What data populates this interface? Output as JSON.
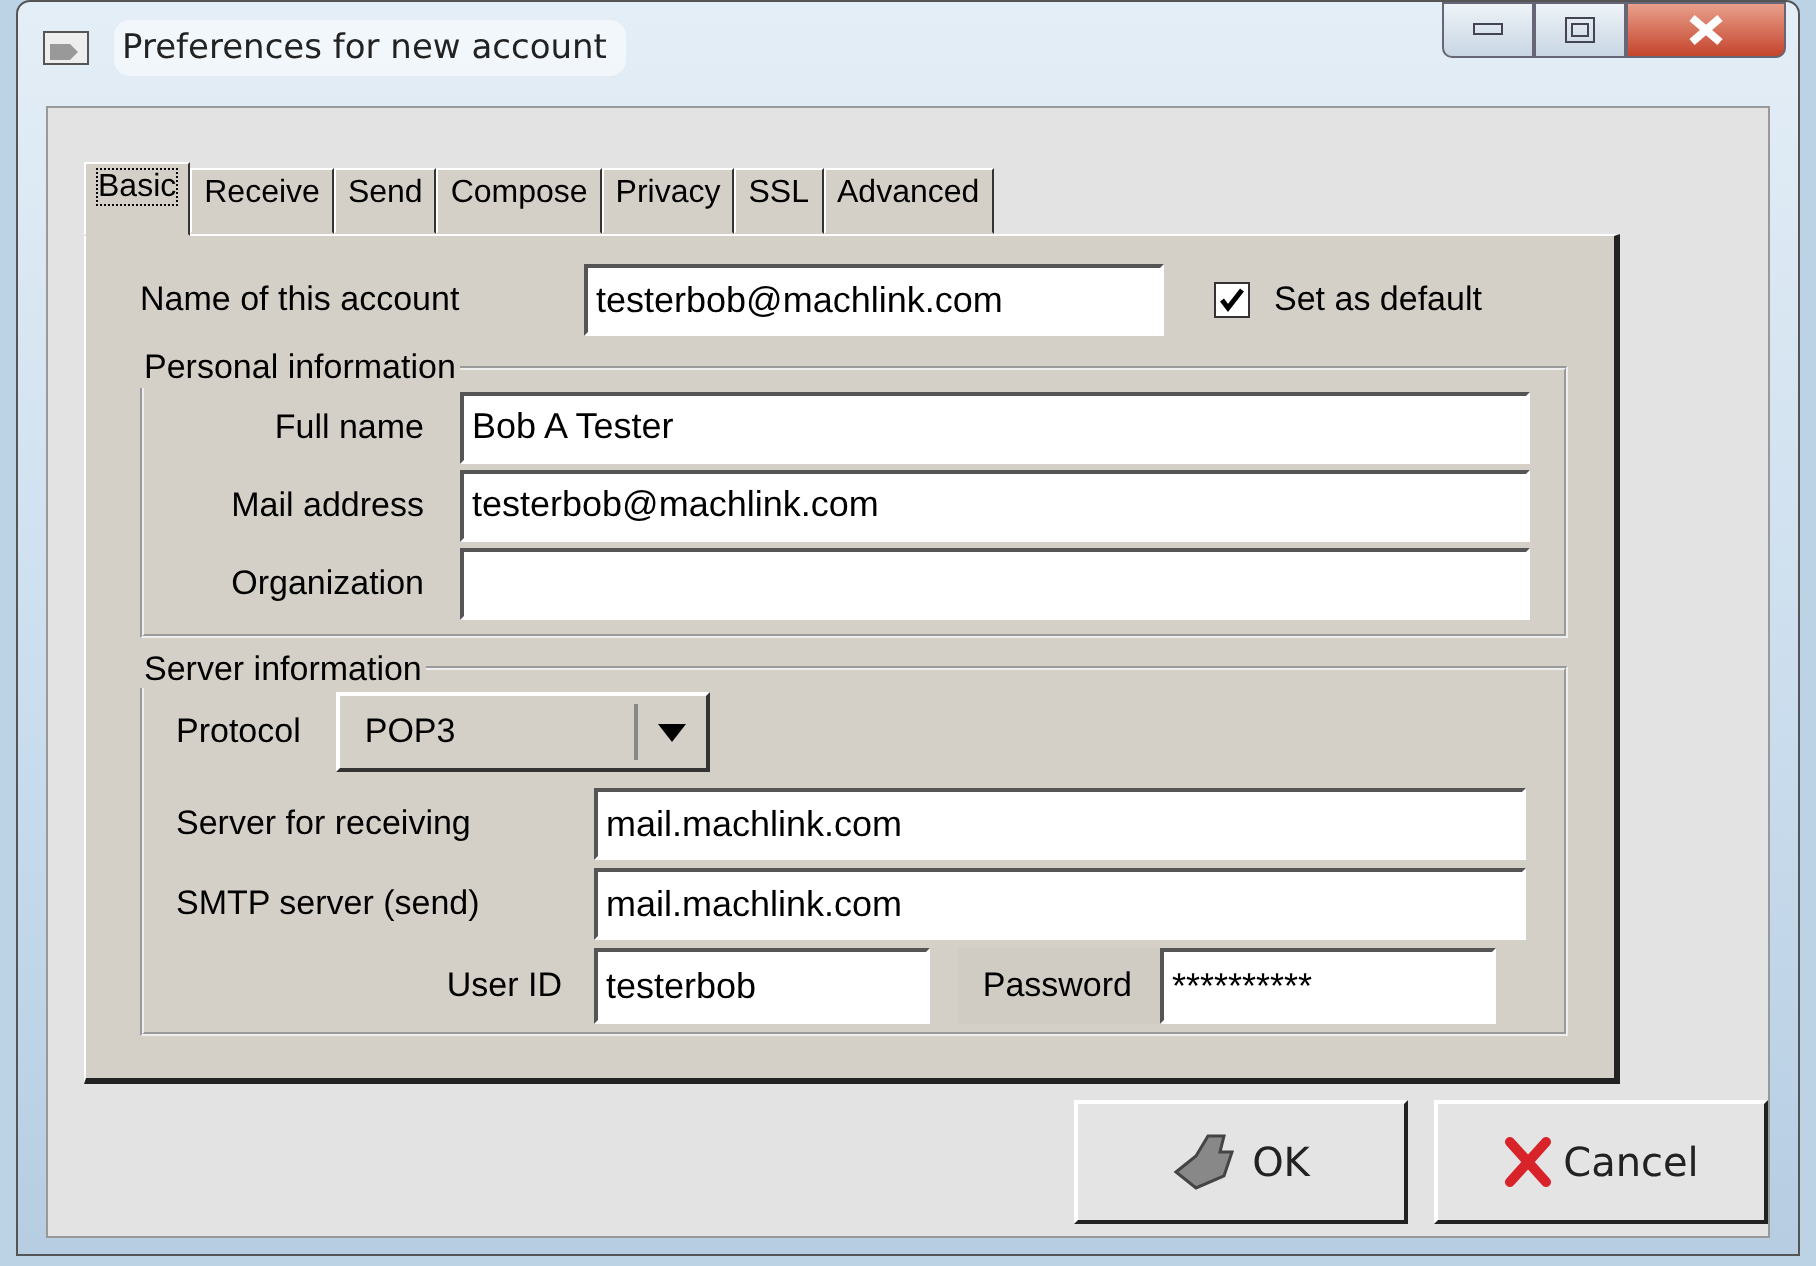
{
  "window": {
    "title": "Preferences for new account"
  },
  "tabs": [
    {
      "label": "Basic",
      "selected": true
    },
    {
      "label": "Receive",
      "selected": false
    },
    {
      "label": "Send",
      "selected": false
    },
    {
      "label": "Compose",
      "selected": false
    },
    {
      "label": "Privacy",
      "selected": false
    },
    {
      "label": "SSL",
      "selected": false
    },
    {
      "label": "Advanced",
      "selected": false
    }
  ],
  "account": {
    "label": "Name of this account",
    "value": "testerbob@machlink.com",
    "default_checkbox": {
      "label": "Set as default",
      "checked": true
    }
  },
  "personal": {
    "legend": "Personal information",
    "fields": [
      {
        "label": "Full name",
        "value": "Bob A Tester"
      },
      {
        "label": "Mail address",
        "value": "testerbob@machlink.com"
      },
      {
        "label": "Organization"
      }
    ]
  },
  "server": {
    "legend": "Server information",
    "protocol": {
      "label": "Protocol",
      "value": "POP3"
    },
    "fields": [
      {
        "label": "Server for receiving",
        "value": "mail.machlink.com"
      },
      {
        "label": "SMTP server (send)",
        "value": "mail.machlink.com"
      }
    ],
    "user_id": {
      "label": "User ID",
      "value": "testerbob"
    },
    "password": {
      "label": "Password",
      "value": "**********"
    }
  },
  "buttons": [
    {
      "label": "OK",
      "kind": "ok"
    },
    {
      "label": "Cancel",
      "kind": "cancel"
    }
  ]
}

____

• [GOAL]:
From the entries above, copy out every line where the string "account" appears.

• [EXPECTED OUTPUT]:
    "title": "Preferences for new account"
  "account": {
    "label": "Name of this account",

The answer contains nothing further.